[Work to complete]: Return each line of the listing that contains the string "title".

[Some records]
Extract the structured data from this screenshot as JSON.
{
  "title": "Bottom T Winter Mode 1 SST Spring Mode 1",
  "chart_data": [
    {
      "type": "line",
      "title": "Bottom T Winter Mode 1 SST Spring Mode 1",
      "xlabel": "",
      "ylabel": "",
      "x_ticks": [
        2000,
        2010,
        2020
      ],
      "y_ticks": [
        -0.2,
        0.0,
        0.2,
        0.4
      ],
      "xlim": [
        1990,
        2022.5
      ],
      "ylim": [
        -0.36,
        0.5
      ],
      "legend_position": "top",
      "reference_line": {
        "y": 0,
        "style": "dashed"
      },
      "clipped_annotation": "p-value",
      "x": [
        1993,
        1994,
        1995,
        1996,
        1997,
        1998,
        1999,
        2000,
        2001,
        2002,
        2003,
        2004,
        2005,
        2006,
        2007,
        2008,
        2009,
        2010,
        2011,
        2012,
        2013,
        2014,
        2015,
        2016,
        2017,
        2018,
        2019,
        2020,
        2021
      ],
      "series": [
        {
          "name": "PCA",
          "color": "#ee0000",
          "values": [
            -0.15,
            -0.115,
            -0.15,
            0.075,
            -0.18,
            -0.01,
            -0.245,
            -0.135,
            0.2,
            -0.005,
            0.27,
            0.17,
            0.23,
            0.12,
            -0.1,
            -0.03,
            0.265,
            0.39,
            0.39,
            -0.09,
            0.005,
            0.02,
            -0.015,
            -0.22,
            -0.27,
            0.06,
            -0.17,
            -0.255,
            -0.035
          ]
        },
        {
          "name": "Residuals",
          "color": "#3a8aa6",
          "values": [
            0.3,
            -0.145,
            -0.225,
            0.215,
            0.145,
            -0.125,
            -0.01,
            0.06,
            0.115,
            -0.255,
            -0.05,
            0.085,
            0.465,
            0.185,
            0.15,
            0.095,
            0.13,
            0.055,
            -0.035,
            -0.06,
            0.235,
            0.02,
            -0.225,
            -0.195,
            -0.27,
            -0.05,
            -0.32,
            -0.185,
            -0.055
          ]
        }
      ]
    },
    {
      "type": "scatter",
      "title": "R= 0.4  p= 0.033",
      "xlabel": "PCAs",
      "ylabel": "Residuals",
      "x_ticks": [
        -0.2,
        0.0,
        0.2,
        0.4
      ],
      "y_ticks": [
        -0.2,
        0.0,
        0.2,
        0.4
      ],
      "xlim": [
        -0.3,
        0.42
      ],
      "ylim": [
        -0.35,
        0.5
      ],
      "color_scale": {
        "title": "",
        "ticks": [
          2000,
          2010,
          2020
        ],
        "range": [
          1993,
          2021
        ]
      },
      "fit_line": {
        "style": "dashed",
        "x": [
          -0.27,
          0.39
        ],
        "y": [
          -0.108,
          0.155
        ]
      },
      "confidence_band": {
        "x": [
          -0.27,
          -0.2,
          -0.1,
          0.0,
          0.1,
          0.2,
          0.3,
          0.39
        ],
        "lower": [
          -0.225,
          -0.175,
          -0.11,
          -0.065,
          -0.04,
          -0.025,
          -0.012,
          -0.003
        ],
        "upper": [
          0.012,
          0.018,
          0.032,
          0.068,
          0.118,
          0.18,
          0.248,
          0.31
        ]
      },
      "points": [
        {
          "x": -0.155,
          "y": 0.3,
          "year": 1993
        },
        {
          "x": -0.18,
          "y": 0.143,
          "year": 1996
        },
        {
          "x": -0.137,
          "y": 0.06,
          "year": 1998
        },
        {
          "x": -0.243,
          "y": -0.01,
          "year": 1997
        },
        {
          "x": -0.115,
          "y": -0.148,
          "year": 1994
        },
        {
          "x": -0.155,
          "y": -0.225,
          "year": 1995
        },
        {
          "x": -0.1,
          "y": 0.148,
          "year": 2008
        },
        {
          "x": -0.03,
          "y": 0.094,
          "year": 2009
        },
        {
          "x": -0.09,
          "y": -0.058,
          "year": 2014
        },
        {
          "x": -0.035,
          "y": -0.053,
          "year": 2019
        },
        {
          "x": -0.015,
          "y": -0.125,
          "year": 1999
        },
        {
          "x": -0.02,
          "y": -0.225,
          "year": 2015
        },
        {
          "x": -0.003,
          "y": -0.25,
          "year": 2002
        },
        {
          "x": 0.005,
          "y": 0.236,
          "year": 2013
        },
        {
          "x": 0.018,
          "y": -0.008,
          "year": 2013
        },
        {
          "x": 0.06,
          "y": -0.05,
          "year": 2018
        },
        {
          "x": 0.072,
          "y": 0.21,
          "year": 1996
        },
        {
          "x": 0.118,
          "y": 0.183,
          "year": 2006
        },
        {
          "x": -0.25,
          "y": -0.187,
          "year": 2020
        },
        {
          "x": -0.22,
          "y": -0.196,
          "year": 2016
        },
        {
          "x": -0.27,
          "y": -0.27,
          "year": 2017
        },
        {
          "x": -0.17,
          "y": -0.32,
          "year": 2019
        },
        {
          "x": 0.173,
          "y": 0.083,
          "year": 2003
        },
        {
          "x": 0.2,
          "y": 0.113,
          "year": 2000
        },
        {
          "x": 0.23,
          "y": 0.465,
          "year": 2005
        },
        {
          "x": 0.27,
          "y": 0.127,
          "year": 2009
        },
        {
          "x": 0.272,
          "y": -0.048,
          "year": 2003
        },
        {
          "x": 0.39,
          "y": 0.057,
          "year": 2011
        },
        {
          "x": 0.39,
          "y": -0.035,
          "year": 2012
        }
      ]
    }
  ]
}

[Reply to the exercise]:
  "title": "Bottom T Winter Mode 1 SST Spring Mode 1",
      "title": "Bottom T Winter Mode 1 SST Spring Mode 1",
      "title": "R= 0.4  p= 0.033",
        "title": "",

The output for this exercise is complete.